» Written instruction
Which lines contain the string "shares"? Please list every one of them.

--- Begin Excerpted records ---

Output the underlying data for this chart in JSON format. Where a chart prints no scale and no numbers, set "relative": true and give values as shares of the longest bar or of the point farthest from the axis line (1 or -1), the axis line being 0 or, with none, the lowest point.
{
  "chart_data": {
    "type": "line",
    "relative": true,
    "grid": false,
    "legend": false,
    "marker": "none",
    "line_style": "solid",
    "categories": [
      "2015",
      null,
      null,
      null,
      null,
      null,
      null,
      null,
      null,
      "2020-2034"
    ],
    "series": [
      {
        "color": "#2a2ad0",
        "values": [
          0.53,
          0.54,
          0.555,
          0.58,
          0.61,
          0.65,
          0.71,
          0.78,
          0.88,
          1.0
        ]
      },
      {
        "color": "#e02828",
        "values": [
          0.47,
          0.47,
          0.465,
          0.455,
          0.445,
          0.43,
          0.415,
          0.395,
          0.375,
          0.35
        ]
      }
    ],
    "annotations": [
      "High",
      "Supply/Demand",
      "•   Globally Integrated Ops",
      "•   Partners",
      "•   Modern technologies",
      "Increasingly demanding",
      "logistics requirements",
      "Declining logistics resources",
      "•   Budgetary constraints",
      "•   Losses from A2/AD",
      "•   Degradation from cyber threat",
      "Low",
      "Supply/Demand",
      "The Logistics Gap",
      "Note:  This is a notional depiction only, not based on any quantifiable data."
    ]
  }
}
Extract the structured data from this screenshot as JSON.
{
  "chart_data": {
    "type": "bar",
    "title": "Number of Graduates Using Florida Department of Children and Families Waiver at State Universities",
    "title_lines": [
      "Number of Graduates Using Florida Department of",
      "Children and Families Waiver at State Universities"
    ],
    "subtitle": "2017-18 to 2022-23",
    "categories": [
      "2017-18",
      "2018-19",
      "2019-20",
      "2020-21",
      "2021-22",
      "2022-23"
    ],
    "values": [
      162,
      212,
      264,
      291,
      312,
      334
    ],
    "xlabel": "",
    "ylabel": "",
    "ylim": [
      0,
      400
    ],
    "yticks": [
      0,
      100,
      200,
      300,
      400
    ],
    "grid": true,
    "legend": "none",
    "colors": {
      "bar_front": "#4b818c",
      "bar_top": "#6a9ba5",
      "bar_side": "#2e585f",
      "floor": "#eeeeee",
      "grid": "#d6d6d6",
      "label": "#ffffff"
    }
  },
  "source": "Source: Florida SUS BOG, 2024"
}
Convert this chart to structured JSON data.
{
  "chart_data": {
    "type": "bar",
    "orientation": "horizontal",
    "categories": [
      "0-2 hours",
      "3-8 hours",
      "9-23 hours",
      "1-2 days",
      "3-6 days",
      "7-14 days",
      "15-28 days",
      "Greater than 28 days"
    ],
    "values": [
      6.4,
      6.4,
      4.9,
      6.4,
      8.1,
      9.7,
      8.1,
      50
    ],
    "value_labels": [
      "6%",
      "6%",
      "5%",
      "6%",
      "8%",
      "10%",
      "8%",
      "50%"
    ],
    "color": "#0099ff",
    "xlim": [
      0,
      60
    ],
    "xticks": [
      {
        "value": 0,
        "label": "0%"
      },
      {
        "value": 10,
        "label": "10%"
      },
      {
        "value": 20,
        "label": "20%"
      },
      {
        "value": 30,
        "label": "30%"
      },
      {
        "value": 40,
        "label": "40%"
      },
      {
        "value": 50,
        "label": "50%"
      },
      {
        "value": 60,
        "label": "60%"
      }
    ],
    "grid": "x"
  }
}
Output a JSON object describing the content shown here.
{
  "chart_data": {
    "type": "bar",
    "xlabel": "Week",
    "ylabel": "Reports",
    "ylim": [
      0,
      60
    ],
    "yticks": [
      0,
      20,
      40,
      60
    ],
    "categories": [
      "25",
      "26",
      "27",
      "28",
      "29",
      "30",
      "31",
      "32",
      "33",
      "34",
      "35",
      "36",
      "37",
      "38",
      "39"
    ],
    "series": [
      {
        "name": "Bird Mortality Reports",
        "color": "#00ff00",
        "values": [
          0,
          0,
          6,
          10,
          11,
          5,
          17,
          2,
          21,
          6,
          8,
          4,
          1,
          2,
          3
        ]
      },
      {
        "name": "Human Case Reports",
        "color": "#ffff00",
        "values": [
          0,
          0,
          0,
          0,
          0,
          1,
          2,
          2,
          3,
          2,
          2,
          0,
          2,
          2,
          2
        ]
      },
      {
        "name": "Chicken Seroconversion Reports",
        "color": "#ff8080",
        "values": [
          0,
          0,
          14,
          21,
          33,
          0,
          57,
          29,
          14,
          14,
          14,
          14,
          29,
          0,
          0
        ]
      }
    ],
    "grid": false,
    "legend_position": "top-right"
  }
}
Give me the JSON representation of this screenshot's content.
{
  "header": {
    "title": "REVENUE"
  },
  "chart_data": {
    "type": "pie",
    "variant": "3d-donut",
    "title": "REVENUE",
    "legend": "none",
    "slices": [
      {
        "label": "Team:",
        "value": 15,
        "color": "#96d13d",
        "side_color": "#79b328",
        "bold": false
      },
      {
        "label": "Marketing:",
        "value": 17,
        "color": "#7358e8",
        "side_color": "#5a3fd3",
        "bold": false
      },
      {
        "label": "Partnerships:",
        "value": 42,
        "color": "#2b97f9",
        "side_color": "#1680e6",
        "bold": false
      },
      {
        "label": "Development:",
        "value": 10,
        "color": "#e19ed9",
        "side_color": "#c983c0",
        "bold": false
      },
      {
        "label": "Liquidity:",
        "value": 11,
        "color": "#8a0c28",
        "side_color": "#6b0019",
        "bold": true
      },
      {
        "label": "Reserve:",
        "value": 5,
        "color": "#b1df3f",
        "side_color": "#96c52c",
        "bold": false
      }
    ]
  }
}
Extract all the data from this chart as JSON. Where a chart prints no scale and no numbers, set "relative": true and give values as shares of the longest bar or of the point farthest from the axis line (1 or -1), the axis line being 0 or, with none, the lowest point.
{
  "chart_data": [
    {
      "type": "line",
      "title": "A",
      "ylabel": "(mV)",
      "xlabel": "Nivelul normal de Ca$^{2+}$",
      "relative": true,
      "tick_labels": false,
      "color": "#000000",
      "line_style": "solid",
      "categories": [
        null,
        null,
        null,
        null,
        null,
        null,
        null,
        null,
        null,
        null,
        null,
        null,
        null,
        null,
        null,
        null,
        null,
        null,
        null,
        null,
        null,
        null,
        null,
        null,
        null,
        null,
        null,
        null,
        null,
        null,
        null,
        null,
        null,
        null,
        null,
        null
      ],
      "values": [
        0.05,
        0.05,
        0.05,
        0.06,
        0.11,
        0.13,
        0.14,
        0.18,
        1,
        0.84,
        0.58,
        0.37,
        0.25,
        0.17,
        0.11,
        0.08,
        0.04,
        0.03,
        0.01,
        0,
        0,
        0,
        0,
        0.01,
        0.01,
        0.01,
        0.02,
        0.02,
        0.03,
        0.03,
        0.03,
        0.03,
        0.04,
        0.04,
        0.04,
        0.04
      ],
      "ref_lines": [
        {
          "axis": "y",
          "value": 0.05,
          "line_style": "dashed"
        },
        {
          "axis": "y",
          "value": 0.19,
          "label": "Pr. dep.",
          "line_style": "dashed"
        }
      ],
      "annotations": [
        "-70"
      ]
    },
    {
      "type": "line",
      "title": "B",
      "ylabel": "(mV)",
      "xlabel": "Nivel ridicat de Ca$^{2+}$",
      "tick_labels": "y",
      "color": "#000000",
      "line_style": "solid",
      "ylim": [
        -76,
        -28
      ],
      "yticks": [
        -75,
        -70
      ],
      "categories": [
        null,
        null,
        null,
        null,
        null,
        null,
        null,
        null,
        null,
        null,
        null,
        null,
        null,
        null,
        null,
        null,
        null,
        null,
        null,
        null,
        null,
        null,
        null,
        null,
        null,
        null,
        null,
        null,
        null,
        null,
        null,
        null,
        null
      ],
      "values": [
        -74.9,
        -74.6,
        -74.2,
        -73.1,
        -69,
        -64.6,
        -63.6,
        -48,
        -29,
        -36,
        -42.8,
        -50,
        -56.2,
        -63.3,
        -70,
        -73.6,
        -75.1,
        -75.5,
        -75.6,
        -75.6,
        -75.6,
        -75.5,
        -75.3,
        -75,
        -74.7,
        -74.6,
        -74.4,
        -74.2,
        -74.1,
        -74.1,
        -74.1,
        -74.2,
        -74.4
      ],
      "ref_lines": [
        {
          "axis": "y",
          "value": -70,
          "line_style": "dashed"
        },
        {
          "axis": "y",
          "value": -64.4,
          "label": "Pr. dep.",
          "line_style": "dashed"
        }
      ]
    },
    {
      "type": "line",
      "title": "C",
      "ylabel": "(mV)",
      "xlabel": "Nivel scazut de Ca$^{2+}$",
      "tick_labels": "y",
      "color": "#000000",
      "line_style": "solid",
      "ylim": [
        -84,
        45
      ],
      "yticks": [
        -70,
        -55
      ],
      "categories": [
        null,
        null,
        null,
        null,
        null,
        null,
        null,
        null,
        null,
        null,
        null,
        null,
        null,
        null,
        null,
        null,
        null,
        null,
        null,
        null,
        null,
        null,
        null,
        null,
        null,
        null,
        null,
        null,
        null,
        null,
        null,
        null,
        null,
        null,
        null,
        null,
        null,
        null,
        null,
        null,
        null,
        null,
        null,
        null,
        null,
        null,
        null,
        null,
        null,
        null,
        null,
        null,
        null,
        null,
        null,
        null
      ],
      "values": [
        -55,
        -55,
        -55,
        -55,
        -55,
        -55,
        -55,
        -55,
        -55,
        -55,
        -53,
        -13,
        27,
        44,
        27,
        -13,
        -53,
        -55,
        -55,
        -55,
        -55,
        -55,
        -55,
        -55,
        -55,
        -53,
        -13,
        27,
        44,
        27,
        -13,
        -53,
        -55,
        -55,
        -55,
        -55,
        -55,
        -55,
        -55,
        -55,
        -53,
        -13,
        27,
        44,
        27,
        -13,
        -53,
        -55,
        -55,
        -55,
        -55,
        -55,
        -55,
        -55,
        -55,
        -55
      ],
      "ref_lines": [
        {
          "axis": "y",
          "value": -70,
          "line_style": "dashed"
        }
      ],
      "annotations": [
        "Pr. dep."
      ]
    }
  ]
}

--- End Excerpted records ---

» Exercise output
Output the underlying data for this chart in JSON format. Where a chart prints no scale and no numbers, set "relative": true and give values as shares of the longest bar or of the point farthest from the axis line (1 or -1), the axis line being 0 or, with none, the lowest point.
Extract all the data from this chart as JSON. Where a chart prints no scale and no numbers, set "relative": true and give values as shares of the longest bar or of the point farthest from the axis line (1 or -1), the axis line being 0 or, with none, the lowest point.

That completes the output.